What you will do => Type out the material below exactly.

(Stored data)
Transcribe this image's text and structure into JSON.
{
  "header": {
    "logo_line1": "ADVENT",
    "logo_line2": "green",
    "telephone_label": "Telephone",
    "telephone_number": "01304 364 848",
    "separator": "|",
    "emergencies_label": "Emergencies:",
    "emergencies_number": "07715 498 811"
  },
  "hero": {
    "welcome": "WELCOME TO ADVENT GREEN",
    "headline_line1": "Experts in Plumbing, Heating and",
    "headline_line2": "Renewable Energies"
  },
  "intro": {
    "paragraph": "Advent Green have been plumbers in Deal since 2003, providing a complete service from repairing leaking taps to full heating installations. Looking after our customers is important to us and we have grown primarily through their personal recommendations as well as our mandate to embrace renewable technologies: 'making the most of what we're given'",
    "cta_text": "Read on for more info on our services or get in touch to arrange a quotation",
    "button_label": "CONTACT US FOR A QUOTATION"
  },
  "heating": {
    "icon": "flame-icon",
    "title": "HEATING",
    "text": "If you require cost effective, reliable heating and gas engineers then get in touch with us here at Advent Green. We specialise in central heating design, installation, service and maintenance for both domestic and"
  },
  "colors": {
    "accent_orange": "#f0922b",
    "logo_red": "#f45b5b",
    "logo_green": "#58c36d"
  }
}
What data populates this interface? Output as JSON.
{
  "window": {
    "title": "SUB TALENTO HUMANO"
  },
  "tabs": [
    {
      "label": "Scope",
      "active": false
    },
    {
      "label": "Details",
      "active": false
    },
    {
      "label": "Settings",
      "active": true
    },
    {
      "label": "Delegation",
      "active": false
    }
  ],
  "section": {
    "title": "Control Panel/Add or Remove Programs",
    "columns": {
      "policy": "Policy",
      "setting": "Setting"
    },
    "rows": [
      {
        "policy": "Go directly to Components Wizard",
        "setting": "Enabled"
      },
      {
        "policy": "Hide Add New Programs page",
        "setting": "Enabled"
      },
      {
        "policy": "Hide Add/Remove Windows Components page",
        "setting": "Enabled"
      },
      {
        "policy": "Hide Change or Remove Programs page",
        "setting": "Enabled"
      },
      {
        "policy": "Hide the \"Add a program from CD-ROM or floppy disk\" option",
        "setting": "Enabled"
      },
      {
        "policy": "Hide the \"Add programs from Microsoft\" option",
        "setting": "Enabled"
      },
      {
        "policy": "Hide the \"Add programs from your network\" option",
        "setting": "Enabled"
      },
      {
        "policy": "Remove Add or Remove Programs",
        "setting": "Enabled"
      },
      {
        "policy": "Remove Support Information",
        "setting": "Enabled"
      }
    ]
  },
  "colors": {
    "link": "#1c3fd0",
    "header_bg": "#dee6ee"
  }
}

Result of this task =>
Transcribe this image's text and structure into JSON.
{
  "header": {
    "logo_line1": "ADVENT",
    "logo_line2": "green",
    "telephone_label": "Telephone",
    "telephone_number": "01304 364 848",
    "separator": "|",
    "emergencies_label": "Emergencies:",
    "emergencies_number": "07715 498 811"
  },
  "hero": {
    "welcome": "WELCOME TO ADVENT GREEN",
    "headline_line1": "Experts in Plumbing, Heating and",
    "headline_line2": "Renewable Energies"
  },
  "intro": {
    "paragraph": "Advent Green have been plumbers in Deal since 2003, providing a complete service from repairing leaking taps to full heating installations. Looking after our customers is important to us and we have grown primarily through their personal recommendations as well as our mandate to embrace renewable technologies: 'making the most of what we're given'",
    "cta_text": "Read on for more info on our services or get in touch to arrange a quotation",
    "button_label": "CONTACT US FOR A QUOTATION"
  },
  "heating": {
    "icon": "flame-icon",
    "title": "HEATING",
    "text": "If you require cost effective, reliable heating and gas engineers then get in touch with us here at Advent Green. We specialise in central heating design, installation, service and maintenance for both domestic and"
  },
  "colors": {
    "accent_orange": "#f0922b",
    "logo_red": "#f45b5b",
    "logo_green": "#58c36d"
  }
}
What data populates this interface? Output as JSON.
{
  "window": {
    "title": "SUB TALENTO HUMANO"
  },
  "tabs": [
    {
      "label": "Scope",
      "active": false
    },
    {
      "label": "Details",
      "active": false
    },
    {
      "label": "Settings",
      "active": true
    },
    {
      "label": "Delegation",
      "active": false
    }
  ],
  "section": {
    "title": "Control Panel/Add or Remove Programs",
    "columns": {
      "policy": "Policy",
      "setting": "Setting"
    },
    "rows": [
      {
        "policy": "Go directly to Components Wizard",
        "setting": "Enabled"
      },
      {
        "policy": "Hide Add New Programs page",
        "setting": "Enabled"
      },
      {
        "policy": "Hide Add/Remove Windows Components page",
        "setting": "Enabled"
      },
      {
        "policy": "Hide Change or Remove Programs page",
        "setting": "Enabled"
      },
      {
        "policy": "Hide the \"Add a program from CD-ROM or floppy disk\" option",
        "setting": "Enabled"
      },
      {
        "policy": "Hide the \"Add programs from Microsoft\" option",
        "setting": "Enabled"
      },
      {
        "policy": "Hide the \"Add programs from your network\" option",
        "setting": "Enabled"
      },
      {
        "policy": "Remove Add or Remove Programs",
        "setting": "Enabled"
      },
      {
        "policy": "Remove Support Information",
        "setting": "Enabled"
      }
    ]
  },
  "colors": {
    "link": "#1c3fd0",
    "header_bg": "#dee6ee"
  }
}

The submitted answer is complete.